# [Objective]
All of the material below is to be returned exactly.
start Given records
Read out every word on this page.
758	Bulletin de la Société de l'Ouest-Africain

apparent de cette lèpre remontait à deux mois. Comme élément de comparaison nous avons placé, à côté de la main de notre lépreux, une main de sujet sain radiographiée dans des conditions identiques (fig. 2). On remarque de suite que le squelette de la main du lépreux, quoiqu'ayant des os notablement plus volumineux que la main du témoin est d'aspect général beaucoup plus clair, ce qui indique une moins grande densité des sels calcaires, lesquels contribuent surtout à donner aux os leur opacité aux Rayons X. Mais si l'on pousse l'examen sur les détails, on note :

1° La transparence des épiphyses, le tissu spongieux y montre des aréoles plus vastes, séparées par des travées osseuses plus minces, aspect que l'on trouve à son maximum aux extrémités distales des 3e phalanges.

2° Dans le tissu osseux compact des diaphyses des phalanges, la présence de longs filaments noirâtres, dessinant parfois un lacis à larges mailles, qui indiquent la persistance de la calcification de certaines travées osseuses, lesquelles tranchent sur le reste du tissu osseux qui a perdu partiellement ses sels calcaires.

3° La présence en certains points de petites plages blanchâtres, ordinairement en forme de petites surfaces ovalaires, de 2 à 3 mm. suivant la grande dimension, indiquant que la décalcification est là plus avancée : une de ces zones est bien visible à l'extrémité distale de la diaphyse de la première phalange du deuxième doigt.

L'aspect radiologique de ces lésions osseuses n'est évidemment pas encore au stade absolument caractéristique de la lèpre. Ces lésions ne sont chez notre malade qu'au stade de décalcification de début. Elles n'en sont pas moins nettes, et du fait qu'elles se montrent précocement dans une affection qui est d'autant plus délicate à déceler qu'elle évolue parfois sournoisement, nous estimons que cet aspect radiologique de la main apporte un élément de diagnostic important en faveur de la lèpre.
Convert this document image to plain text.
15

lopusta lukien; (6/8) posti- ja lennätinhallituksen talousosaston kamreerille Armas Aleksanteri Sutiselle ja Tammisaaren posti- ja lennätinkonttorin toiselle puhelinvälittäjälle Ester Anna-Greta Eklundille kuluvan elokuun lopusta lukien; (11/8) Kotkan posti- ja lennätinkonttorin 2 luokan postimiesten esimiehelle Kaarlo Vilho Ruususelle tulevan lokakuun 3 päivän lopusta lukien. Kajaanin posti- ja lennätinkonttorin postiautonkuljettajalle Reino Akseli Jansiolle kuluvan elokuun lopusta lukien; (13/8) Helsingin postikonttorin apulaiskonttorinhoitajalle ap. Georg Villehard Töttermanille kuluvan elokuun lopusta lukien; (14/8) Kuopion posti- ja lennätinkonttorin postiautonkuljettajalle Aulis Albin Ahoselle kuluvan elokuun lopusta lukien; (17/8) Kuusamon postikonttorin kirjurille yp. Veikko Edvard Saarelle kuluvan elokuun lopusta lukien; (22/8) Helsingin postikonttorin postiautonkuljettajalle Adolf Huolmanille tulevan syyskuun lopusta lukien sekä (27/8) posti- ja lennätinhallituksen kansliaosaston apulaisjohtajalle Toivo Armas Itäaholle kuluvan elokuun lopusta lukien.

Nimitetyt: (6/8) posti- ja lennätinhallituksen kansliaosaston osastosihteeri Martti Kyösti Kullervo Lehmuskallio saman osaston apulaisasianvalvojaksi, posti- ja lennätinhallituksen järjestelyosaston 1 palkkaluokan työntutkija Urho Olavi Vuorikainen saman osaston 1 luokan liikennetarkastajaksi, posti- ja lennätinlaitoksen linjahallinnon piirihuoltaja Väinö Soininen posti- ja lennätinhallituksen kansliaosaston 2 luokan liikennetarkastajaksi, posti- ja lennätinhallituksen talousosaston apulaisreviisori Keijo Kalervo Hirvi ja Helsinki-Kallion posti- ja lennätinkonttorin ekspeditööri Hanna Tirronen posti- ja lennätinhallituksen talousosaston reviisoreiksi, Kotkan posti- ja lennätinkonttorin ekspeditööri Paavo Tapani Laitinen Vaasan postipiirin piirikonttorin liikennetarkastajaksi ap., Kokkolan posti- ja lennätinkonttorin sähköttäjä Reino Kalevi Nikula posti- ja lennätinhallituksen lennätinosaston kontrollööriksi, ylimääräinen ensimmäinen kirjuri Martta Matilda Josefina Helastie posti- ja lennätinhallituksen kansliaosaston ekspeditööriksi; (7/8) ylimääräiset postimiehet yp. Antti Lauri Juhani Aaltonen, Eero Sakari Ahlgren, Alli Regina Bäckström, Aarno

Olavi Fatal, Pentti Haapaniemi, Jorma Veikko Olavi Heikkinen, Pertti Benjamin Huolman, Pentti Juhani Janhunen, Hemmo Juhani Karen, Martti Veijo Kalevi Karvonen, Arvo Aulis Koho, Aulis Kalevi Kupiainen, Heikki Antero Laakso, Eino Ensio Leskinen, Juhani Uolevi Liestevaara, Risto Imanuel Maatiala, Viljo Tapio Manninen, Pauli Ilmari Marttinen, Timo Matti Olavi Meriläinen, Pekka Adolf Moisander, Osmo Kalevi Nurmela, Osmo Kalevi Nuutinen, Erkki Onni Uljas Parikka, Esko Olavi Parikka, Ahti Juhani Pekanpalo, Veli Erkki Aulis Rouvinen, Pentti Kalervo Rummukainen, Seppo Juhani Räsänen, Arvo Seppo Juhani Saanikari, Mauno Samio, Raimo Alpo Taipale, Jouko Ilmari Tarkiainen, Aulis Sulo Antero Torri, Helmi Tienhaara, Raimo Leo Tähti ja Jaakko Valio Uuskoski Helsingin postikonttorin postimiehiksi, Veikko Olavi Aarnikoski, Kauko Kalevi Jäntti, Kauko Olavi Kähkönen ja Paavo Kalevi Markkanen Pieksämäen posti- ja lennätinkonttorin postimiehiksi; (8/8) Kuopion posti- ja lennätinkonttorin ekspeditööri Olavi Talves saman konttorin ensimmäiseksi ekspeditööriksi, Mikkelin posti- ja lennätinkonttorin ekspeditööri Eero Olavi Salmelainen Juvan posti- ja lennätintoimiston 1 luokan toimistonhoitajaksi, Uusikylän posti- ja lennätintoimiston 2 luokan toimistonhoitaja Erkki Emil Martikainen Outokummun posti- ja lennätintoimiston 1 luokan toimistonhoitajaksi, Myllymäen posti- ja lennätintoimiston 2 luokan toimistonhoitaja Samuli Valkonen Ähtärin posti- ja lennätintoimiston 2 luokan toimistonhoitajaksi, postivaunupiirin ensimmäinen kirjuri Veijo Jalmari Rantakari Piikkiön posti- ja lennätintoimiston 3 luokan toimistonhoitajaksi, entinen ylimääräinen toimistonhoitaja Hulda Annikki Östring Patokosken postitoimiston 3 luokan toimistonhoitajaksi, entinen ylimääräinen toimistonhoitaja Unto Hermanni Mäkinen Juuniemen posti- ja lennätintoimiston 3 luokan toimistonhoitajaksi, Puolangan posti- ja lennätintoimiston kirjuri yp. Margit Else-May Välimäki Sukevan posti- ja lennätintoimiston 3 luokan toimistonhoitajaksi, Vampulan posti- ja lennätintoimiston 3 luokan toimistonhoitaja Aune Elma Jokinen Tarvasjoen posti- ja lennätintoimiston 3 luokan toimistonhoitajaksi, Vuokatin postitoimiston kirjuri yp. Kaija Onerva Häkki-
end Given records
# [The solution]
Read out every word on this page.
758	Bulletin de la Société de l'Ouest-Africain

apparent de cette lèpre remontait à deux mois. Comme élément de comparaison nous avons placé, à côté de la main de notre lépreux, une main de sujet sain radiographiée dans des conditions identiques (fig. 2). On remarque de suite que le squelette de la main du lépreux, quoiqu'ayant des os notablement plus volumineux que la main du témoin est d'aspect général beaucoup plus clair, ce qui indique une moins grande densité des sels calcaires, lesquels contribuent surtout à donner aux os leur opacité aux Rayons X. Mais si l'on pousse l'examen sur les détails, on note :

1° La transparence des épiphyses, le tissu spongieux y montre des aréoles plus vastes, séparées par des travées osseuses plus minces, aspect que l'on trouve à son maximum aux extrémités distales des 3e phalanges.

2° Dans le tissu osseux compact des diaphyses des phalanges, la présence de longs filaments noirâtres, dessinant parfois un lacis à larges mailles, qui indiquent la persistance de la calcification de certaines travées osseuses, lesquelles tranchent sur le reste du tissu osseux qui a perdu partiellement ses sels calcaires.

3° La présence en certains points de petites plages blanchâtres, ordinairement en forme de petites surfaces ovalaires, de 2 à 3 mm. suivant la grande dimension, indiquant que la décalcification est là plus avancée : une de ces zones est bien visible à l'extrémité distale de la diaphyse de la première phalange du deuxième doigt.

L'aspect radiologique de ces lésions osseuses n'est évidemment pas encore au stade absolument caractéristique de la lèpre. Ces lésions ne sont chez notre malade qu'au stade de décalcification de début. Elles n'en sont pas moins nettes, et du fait qu'elles se montrent précocement dans une affection qui est d'autant plus délicate à déceler qu'elle évolue parfois sournoisement, nous estimons que cet aspect radiologique de la main apporte un élément de diagnostic important en faveur de la lèpre.
Convert this document image to plain text.
15

lopusta lukien; (6/8) posti- ja lennätinhallituksen talousosaston kamreerille Armas Aleksanteri Sutiselle ja Tammisaaren posti- ja lennätinkonttorin toiselle puhelinvälittäjälle Ester Anna-Greta Eklundille kuluvan elokuun lopusta lukien; (11/8) Kotkan posti- ja lennätinkonttorin 2 luokan postimiesten esimiehelle Kaarlo Vilho Ruususelle tulevan lokakuun 3 päivän lopusta lukien. Kajaanin posti- ja lennätinkonttorin postiautonkuljettajalle Reino Akseli Jansiolle kuluvan elokuun lopusta lukien; (13/8) Helsingin postikonttorin apulaiskonttorinhoitajalle ap. Georg Villehard Töttermanille kuluvan elokuun lopusta lukien; (14/8) Kuopion posti- ja lennätinkonttorin postiautonkuljettajalle Aulis Albin Ahoselle kuluvan elokuun lopusta lukien; (17/8) Kuusamon postikonttorin kirjurille yp. Veikko Edvard Saarelle kuluvan elokuun lopusta lukien; (22/8) Helsingin postikonttorin postiautonkuljettajalle Adolf Huolmanille tulevan syyskuun lopusta lukien sekä (27/8) posti- ja lennätinhallituksen kansliaosaston apulaisjohtajalle Toivo Armas Itäaholle kuluvan elokuun lopusta lukien.

Nimitetyt: (6/8) posti- ja lennätinhallituksen kansliaosaston osastosihteeri Martti Kyösti Kullervo Lehmuskallio saman osaston apulaisasianvalvojaksi, posti- ja lennätinhallituksen järjestelyosaston 1 palkkaluokan työntutkija Urho Olavi Vuorikainen saman osaston 1 luokan liikennetarkastajaksi, posti- ja lennätinlaitoksen linjahallinnon piirihuoltaja Väinö Soininen posti- ja lennätinhallituksen kansliaosaston 2 luokan liikennetarkastajaksi, posti- ja lennätinhallituksen talousosaston apulaisreviisori Keijo Kalervo Hirvi ja Helsinki-Kallion posti- ja lennätinkonttorin ekspeditööri Hanna Tirronen posti- ja lennätinhallituksen talousosaston reviisoreiksi, Kotkan posti- ja lennätinkonttorin ekspeditööri Paavo Tapani Laitinen Vaasan postipiirin piirikonttorin liikennetarkastajaksi ap., Kokkolan posti- ja lennätinkonttorin sähköttäjä Reino Kalevi Nikula posti- ja lennätinhallituksen lennätinosaston kontrollööriksi, ylimääräinen ensimmäinen kirjuri Martta Matilda Josefina Helastie posti- ja lennätinhallituksen kansliaosaston ekspeditööriksi; (7/8) ylimääräiset postimiehet yp. Antti Lauri Juhani Aaltonen, Eero Sakari Ahlgren, Alli Regina Bäckström, Aarno

Olavi Fatal, Pentti Haapaniemi, Jorma Veikko Olavi Heikkinen, Pertti Benjamin Huolman, Pentti Juhani Janhunen, Hemmo Juhani Karen, Martti Veijo Kalevi Karvonen, Arvo Aulis Koho, Aulis Kalevi Kupiainen, Heikki Antero Laakso, Eino Ensio Leskinen, Juhani Uolevi Liestevaara, Risto Imanuel Maatiala, Viljo Tapio Manninen, Pauli Ilmari Marttinen, Timo Matti Olavi Meriläinen, Pekka Adolf Moisander, Osmo Kalevi Nurmela, Osmo Kalevi Nuutinen, Erkki Onni Uljas Parikka, Esko Olavi Parikka, Ahti Juhani Pekanpalo, Veli Erkki Aulis Rouvinen, Pentti Kalervo Rummukainen, Seppo Juhani Räsänen, Arvo Seppo Juhani Saanikari, Mauno Samio, Raimo Alpo Taipale, Jouko Ilmari Tarkiainen, Aulis Sulo Antero Torri, Helmi Tienhaara, Raimo Leo Tähti ja Jaakko Valio Uuskoski Helsingin postikonttorin postimiehiksi, Veikko Olavi Aarnikoski, Kauko Kalevi Jäntti, Kauko Olavi Kähkönen ja Paavo Kalevi Markkanen Pieksämäen posti- ja lennätinkonttorin postimiehiksi; (8/8) Kuopion posti- ja lennätinkonttorin ekspeditööri Olavi Talves saman konttorin ensimmäiseksi ekspeditööriksi, Mikkelin posti- ja lennätinkonttorin ekspeditööri Eero Olavi Salmelainen Juvan posti- ja lennätintoimiston 1 luokan toimistonhoitajaksi, Uusikylän posti- ja lennätintoimiston 2 luokan toimistonhoitaja Erkki Emil Martikainen Outokummun posti- ja lennätintoimiston 1 luokan toimistonhoitajaksi, Myllymäen posti- ja lennätintoimiston 2 luokan toimistonhoitaja Samuli Valkonen Ähtärin posti- ja lennätintoimiston 2 luokan toimistonhoitajaksi, postivaunupiirin ensimmäinen kirjuri Veijo Jalmari Rantakari Piikkiön posti- ja lennätintoimiston 3 luokan toimistonhoitajaksi, entinen ylimääräinen toimistonhoitaja Hulda Annikki Östring Patokosken postitoimiston 3 luokan toimistonhoitajaksi, entinen ylimääräinen toimistonhoitaja Unto Hermanni Mäkinen Juuniemen posti- ja lennätintoimiston 3 luokan toimistonhoitajaksi, Puolangan posti- ja lennätintoimiston kirjuri yp. Margit Else-May Välimäki Sukevan posti- ja lennätintoimiston 3 luokan toimistonhoitajaksi, Vampulan posti- ja lennätintoimiston 3 luokan toimistonhoitaja Aune Elma Jokinen Tarvasjoen posti- ja lennätintoimiston 3 luokan toimistonhoitajaksi, Vuokatin postitoimiston kirjuri yp. Kaija Onerva Häkki-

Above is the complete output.